* Written request: Work out how many lines of the records contain "решения". Answer with the number and nothing else.
»»
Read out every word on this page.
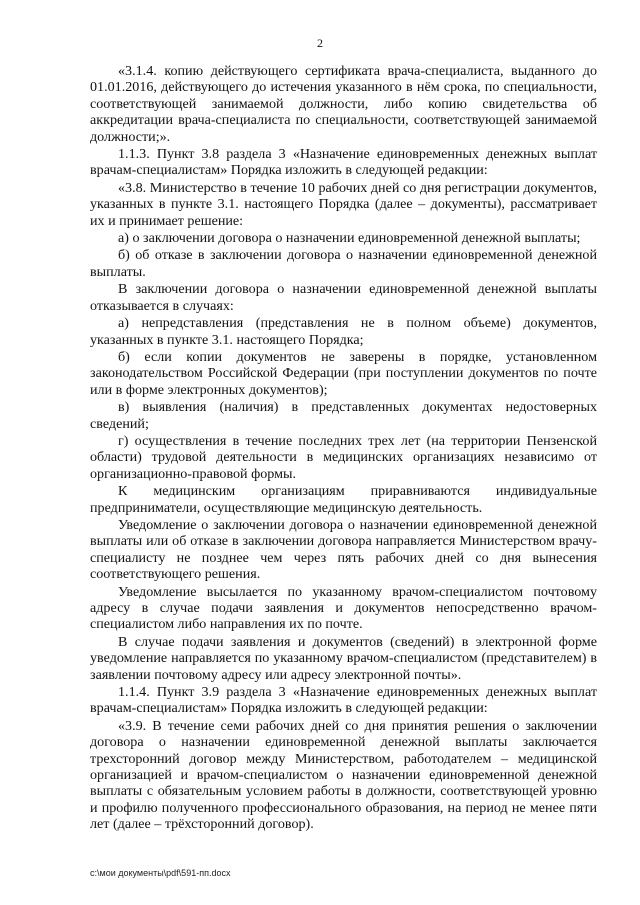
2

«3.1.4. копию действующего сертификата врача-специалиста, выданного до 01.01.2016, действующего до истечения указанного в нём срока, по специальности, соответствующей занимаемой должности, либо копию свидетельства об аккредитации врача-специалиста по специальности, соответствующей занимаемой должности;».

1.1.3. Пункт 3.8 раздела 3 «Назначение единовременных денежных выплат врачам-специалистам» Порядка изложить в следующей редакции:

«3.8. Министерство в течение 10 рабочих дней со дня регистрации документов, указанных в пункте 3.1. настоящего Порядка (далее – документы), рассматривает их и принимает решение:

а) о заключении договора о назначении единовременной денежной выплаты;

б) об отказе в заключении договора о назначении единовременной денежной выплаты.

В заключении договора о назначении единовременной денежной выплаты отказывается в случаях:

а) непредставления (представления не в полном объеме) документов, указанных в пункте 3.1. настоящего Порядка;

б) если копии документов не заверены в порядке, установленном законодательством Российской Федерации (при поступлении документов по почте или в форме электронных документов);

в) выявления (наличия) в представленных документах недостоверных сведений;

г) осуществления в течение последних трех лет (на территории Пензенской области) трудовой деятельности в медицинских организациях независимо от организационно-правовой формы.

К медицинским организациям приравниваются индивидуальные предприниматели, осуществляющие медицинскую деятельность.

Уведомление о заключении договора о назначении единовременной денежной выплаты или об отказе в заключении договора направляется Министерством врачу-специалисту не позднее чем через пять рабочих дней со дня вынесения соответствующего решения.

Уведомление высылается по указанному врачом-специалистом почтовому адресу в случае подачи заявления и документов непосредственно врачом-специалистом либо направления их по почте.

В случае подачи заявления и документов (сведений) в электронной форме уведомление направляется по указанному врачом-специалистом (представителем) в заявлении почтовому адресу или адресу электронной почты».

1.1.4. Пункт 3.9 раздела 3 «Назначение единовременных денежных выплат врачам-специалистам» Порядка изложить в следующей редакции:

«3.9. В течение семи рабочих дней со дня принятия решения о заключении договора о назначении единовременной денежной выплаты заключается трехсторонний договор между Министерством, работодателем – медицинской организацией и врачом-специалистом о назначении единовременной денежной выплаты с обязательным условием работы в должности, соответствующей уровню и профилю полученного профессионального образования, на период не менее пяти лет (далее – трёхсторонний договор).

c:\мои документы\pdf\591-пп.docx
««
* Task output: 2